*PROBLEM TO WORK ON:*
In the listing that follows, how many lines contain "lipoprotein"? Give the number only.

- - -

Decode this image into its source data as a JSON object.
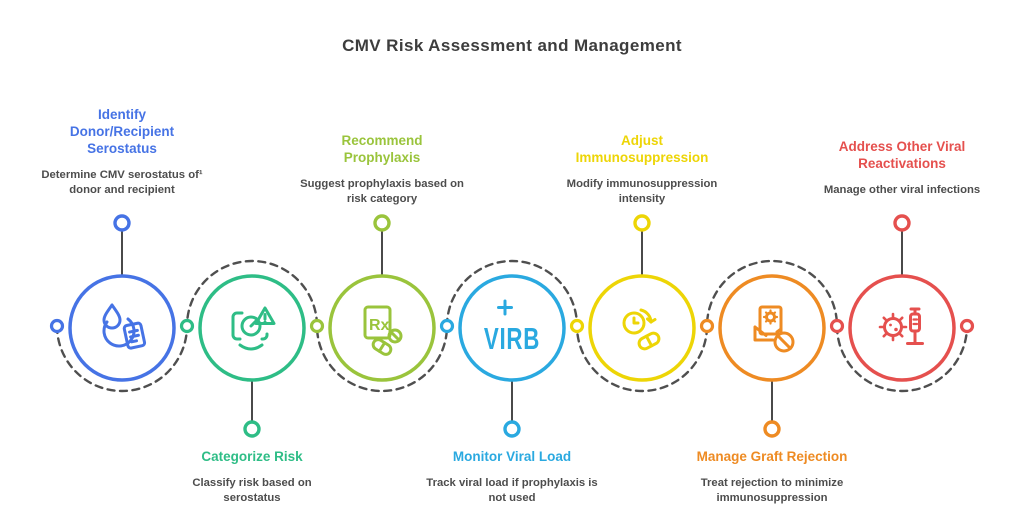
{
  "title": "CMV Risk Assessment and Management",
  "steps": [
    {
      "title": "Identify\nDonor/Recipient\nSerostatus",
      "description": "Determine CMV serostatus of¹\ndonor and recipient",
      "color": "#4673E5",
      "icon": "blood-test-icon",
      "label_position": "top"
    },
    {
      "title": "Categorize Risk",
      "description": "Classify risk based on\nserostatus",
      "color": "#2EBD86",
      "icon": "risk-gauge-warning-icon",
      "label_position": "bottom"
    },
    {
      "title": "Recommend\nProphylaxis",
      "description": "Suggest prophylaxis based on\nrisk category",
      "color": "#9AC43C",
      "icon": "prescription-pills-icon",
      "icon_text": "Rx",
      "label_position": "top"
    },
    {
      "title": "Monitor Viral Load",
      "description": "Track viral load if prophylaxis is\nnot used",
      "color": "#2AA9E0",
      "icon": "virb-monitor-icon",
      "icon_text": "VIRB",
      "label_position": "bottom"
    },
    {
      "title": "Adjust\nImmunosuppression",
      "description": "Modify immunosuppression\nintensity",
      "color": "#EDD506",
      "icon": "clock-refresh-pill-icon",
      "label_position": "top"
    },
    {
      "title": "Manage Graft Rejection",
      "description": "Treat rejection to minimize\nimmunosuppression",
      "color": "#EE8B23",
      "icon": "document-gear-blocked-icon",
      "label_position": "bottom"
    },
    {
      "title": "Address Other Viral\nReactivations",
      "description": "Manage other viral infections",
      "color": "#E5504E",
      "icon": "virus-microscope-icon",
      "label_position": "top"
    }
  ],
  "connector_rings": [
    {
      "color": "#4673E5"
    },
    {
      "color": "#2EBD86"
    },
    {
      "color": "#9AC43C"
    },
    {
      "color": "#2AA9E0"
    },
    {
      "color": "#EDD506"
    },
    {
      "color": "#EE8B23"
    },
    {
      "color": "#E5504E"
    },
    {
      "color": "#E5504E"
    }
  ]
}
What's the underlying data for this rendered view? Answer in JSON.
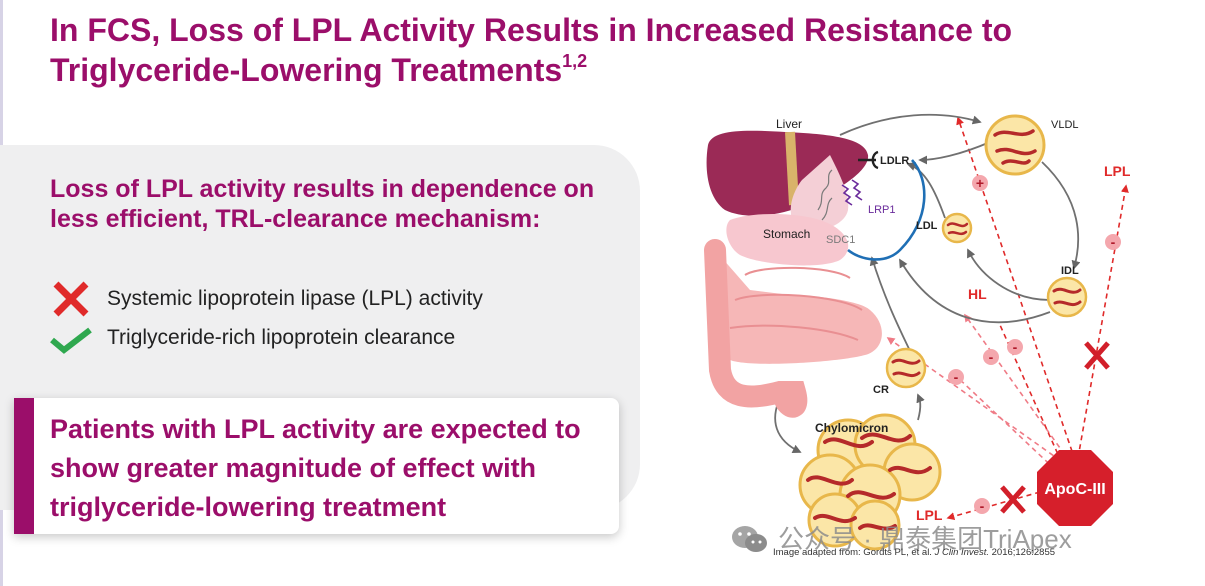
{
  "slide": {
    "title": "In FCS, Loss of LPL Activity Results in Increased Resistance to Triglyceride-Lowering Treatments",
    "title_superscript": "1,2",
    "heading": "Loss of LPL activity results in dependence on less efficient, TRL-clearance mechanism:",
    "items": [
      {
        "icon": "red-x-icon",
        "text": "Systemic lipoprotein lipase (LPL) activity"
      },
      {
        "icon": "green-check-icon",
        "text": "Triglyceride-rich lipoprotein clearance"
      }
    ],
    "callout": "Patients with LPL activity are expected to show greater magnitude of effect with triglyceride-lowering treatment",
    "citation_prefix": "Image adapted from: Gordts PL, et al. ",
    "citation_journal": "J Clin Invest.",
    "citation_suffix": " 2016;126:2855"
  },
  "diagram": {
    "liver": "Liver",
    "stomach": "Stomach",
    "ldlr": "LDLR",
    "lrp1": "LRP1",
    "sdc1": "SDC1",
    "vldl": "VLDL",
    "ldl": "LDL",
    "idl": "IDL",
    "cr": "CR",
    "chylomicron": "Chylomicron",
    "hl": "HL",
    "lpl_top": "LPL",
    "lpl_bottom": "LPL",
    "apoc3": "ApoC-III",
    "plus": "+",
    "minus": "-"
  },
  "watermark": {
    "text": "公众号 · 鼎泰集团TriApex",
    "icon": "wechat-icon"
  },
  "colors": {
    "brand_magenta": "#9b0e6a",
    "red": "#e02a2a",
    "check_green": "#2fa84f",
    "panel_gray": "#efeff0",
    "receptor_blue": "#1f6fb5"
  }
}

- - -

*WRITTEN ANSWER:*
2